In the items, from the line with "avatar: [249, 311, 274, 336]" through the end of the items, substitute "checkmark-icon" for every "check-icon" and give those lines again with nothing else altered.

** Start **

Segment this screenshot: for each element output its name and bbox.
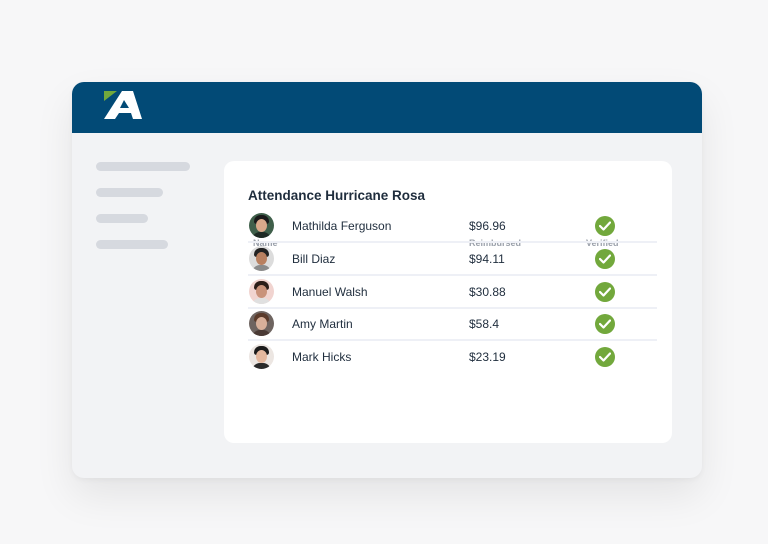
avatar: [249, 311, 274, 336]
table-row[interactable]: Amy Martin $58.4: [248, 308, 657, 341]
row-name: Mathilda Ferguson: [292, 219, 392, 233]
check-icon: [595, 282, 615, 302]
table-row[interactable]: Mark Hicks $23.19: [248, 341, 657, 373]
row-reimbursed: $30.88: [469, 285, 506, 299]
check-icon: [595, 249, 615, 269]
sidebar-line: [96, 214, 148, 223]
row-divider: [248, 274, 657, 276]
sidebar-line: [96, 162, 190, 171]
sidebar-line: [96, 188, 163, 197]
column-header-verified: Verified: [586, 238, 619, 248]
table-row[interactable]: Manuel Walsh $30.88: [248, 276, 657, 309]
row-name: Mark Hicks: [292, 350, 352, 364]
table-row[interactable]: Bill Diaz $94.11: [248, 243, 657, 276]
table-row[interactable]: Mathilda Ferguson $96.96: [248, 210, 657, 243]
avatar: [249, 246, 274, 271]
avatar: [249, 344, 274, 369]
check-icon: [595, 347, 615, 367]
row-name: Manuel Walsh: [292, 285, 368, 299]
app-window: Attendance Hurricane Rosa Name Reimburse…: [72, 82, 702, 478]
row-reimbursed: $23.19: [469, 350, 506, 364]
row-reimbursed: $94.11: [469, 252, 505, 266]
row-reimbursed: $96.96: [469, 219, 506, 233]
row-divider: [248, 241, 657, 243]
row-divider: [248, 307, 657, 309]
attendance-card: Attendance Hurricane Rosa Name Reimburse…: [224, 161, 672, 443]
logo-icon[interactable]: [102, 91, 144, 121]
column-header-name: Name: [253, 238, 278, 248]
avatar: [249, 213, 274, 238]
row-name: Bill Diaz: [292, 252, 336, 266]
avatar: [249, 279, 274, 304]
check-icon: [595, 314, 615, 334]
row-name: Amy Martin: [292, 317, 353, 331]
column-header-reimbursed: Reimbursed: [469, 238, 522, 248]
top-bar: [72, 82, 702, 133]
check-icon: [595, 216, 615, 236]
sidebar-placeholder: [96, 162, 190, 266]
sidebar-line: [96, 240, 168, 249]
row-divider: [248, 339, 657, 341]
row-reimbursed: $58.4: [469, 317, 500, 331]
card-title: Attendance Hurricane Rosa: [248, 188, 426, 203]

** End **

THE SOLUTION:
avatar: [249, 311, 274, 336]
table-row[interactable]: Amy Martin $58.4: [248, 308, 657, 341]
row-name: Mathilda Ferguson: [292, 219, 392, 233]
checkmark-icon: [595, 282, 615, 302]
table-row[interactable]: Mark Hicks $23.19: [248, 341, 657, 373]
row-reimbursed: $30.88: [469, 285, 506, 299]
checkmark-icon: [595, 249, 615, 269]
sidebar-line: [96, 214, 148, 223]
row-divider: [248, 274, 657, 276]
sidebar-line: [96, 162, 190, 171]
sidebar-line: [96, 188, 163, 197]
column-header-verified: Verified: [586, 238, 619, 248]
table-row[interactable]: Manuel Walsh $30.88: [248, 276, 657, 309]
row-name: Mark Hicks: [292, 350, 352, 364]
table-row[interactable]: Bill Diaz $94.11: [248, 243, 657, 276]
table-row[interactable]: Mathilda Ferguson $96.96: [248, 210, 657, 243]
avatar: [249, 246, 274, 271]
avatar: [249, 344, 274, 369]
checkmark-icon: [595, 347, 615, 367]
row-name: Manuel Walsh: [292, 285, 368, 299]
app-window: Attendance Hurricane Rosa Name Reimburse…: [72, 82, 702, 478]
row-reimbursed: $23.19: [469, 350, 506, 364]
row-reimbursed: $94.11: [469, 252, 505, 266]
row-reimbursed: $96.96: [469, 219, 506, 233]
row-divider: [248, 241, 657, 243]
row-divider: [248, 307, 657, 309]
attendance-card: Attendance Hurricane Rosa Name Reimburse…: [224, 161, 672, 443]
logo-icon[interactable]: [102, 91, 144, 121]
column-header-name: Name: [253, 238, 278, 248]
avatar: [249, 213, 274, 238]
row-name: Bill Diaz: [292, 252, 336, 266]
avatar: [249, 279, 274, 304]
checkmark-icon: [595, 314, 615, 334]
row-name: Amy Martin: [292, 317, 353, 331]
column-header-reimbursed: Reimbursed: [469, 238, 522, 248]
top-bar: [72, 82, 702, 133]
checkmark-icon: [595, 216, 615, 236]
sidebar-placeholder: [96, 162, 190, 266]
sidebar-line: [96, 240, 168, 249]
row-divider: [248, 339, 657, 341]
row-reimbursed: $58.4: [469, 317, 500, 331]
card-title: Attendance Hurricane Rosa: [248, 188, 426, 203]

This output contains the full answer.